Stated goal:
Return only the number of lines in the entries below that hold the word "полив".
○ ○ ○
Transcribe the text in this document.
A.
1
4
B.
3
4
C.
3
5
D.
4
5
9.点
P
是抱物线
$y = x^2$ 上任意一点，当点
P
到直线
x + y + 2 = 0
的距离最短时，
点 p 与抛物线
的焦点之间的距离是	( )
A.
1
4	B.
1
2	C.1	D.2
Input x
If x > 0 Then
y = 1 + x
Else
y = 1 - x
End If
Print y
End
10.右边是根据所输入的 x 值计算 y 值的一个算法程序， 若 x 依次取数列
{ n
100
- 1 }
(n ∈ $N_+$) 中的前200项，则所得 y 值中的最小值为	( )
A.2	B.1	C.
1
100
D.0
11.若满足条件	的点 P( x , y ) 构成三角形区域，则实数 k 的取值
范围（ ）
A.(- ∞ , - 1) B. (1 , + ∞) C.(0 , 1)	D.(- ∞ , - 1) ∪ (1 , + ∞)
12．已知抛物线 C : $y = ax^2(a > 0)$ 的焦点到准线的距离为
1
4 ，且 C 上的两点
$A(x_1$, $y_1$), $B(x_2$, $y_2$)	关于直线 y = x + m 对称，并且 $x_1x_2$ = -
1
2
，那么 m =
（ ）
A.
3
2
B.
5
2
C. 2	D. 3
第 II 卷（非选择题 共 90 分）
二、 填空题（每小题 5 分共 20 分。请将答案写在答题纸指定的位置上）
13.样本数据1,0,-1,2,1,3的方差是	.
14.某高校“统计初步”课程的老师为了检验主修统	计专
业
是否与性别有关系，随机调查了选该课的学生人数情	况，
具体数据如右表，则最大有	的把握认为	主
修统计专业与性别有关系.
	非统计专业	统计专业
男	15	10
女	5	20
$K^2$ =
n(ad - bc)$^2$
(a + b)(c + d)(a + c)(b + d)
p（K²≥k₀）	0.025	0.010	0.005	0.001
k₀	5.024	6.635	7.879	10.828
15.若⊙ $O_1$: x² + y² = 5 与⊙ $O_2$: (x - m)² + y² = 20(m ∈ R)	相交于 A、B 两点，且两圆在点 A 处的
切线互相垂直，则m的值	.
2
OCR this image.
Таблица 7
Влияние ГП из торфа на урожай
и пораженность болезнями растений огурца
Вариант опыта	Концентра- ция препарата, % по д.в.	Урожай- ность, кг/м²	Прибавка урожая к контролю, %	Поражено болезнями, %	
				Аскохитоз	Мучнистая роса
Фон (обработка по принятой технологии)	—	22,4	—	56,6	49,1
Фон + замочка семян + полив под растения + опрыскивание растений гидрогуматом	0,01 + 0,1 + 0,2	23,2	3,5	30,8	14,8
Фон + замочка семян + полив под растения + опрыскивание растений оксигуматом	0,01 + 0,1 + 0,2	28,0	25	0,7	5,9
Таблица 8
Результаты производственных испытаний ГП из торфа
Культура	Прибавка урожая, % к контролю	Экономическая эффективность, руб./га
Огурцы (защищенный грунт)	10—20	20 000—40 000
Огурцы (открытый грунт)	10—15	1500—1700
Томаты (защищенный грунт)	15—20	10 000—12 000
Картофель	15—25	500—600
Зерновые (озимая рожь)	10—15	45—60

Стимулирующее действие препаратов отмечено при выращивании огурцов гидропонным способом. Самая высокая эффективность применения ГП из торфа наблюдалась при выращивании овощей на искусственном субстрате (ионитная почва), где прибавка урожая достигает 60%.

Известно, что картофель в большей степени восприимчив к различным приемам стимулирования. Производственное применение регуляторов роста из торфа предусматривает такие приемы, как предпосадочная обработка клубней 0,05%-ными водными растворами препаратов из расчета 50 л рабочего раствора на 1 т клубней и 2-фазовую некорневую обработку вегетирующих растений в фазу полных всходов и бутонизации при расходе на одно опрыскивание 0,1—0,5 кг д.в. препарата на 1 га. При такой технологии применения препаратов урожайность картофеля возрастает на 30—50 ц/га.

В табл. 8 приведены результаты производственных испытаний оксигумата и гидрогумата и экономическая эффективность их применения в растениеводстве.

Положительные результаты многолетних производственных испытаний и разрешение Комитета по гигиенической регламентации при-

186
○ ○ ○
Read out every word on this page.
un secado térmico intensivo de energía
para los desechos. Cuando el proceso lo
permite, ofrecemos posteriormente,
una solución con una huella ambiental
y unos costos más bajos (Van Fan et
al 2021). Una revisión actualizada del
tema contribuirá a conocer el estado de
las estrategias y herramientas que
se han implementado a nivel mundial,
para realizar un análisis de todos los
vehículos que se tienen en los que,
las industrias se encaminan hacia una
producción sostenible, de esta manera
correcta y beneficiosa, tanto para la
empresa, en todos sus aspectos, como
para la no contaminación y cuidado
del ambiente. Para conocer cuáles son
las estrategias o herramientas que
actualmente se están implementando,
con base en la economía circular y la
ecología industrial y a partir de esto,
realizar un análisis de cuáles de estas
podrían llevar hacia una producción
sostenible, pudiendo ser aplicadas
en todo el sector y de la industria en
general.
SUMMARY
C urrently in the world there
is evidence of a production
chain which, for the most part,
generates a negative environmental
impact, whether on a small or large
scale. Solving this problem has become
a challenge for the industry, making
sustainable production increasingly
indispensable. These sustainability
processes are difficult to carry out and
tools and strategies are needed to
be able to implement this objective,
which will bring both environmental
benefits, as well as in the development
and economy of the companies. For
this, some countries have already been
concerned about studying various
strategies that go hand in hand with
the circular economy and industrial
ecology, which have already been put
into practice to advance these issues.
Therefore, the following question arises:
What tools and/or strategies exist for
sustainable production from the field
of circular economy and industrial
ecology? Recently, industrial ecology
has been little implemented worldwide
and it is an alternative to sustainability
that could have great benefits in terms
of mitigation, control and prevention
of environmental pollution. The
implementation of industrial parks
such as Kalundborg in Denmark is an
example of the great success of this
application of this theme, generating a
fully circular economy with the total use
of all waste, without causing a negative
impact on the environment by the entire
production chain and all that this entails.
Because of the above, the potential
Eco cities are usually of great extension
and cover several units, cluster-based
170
○ ○ ○
Answer:
2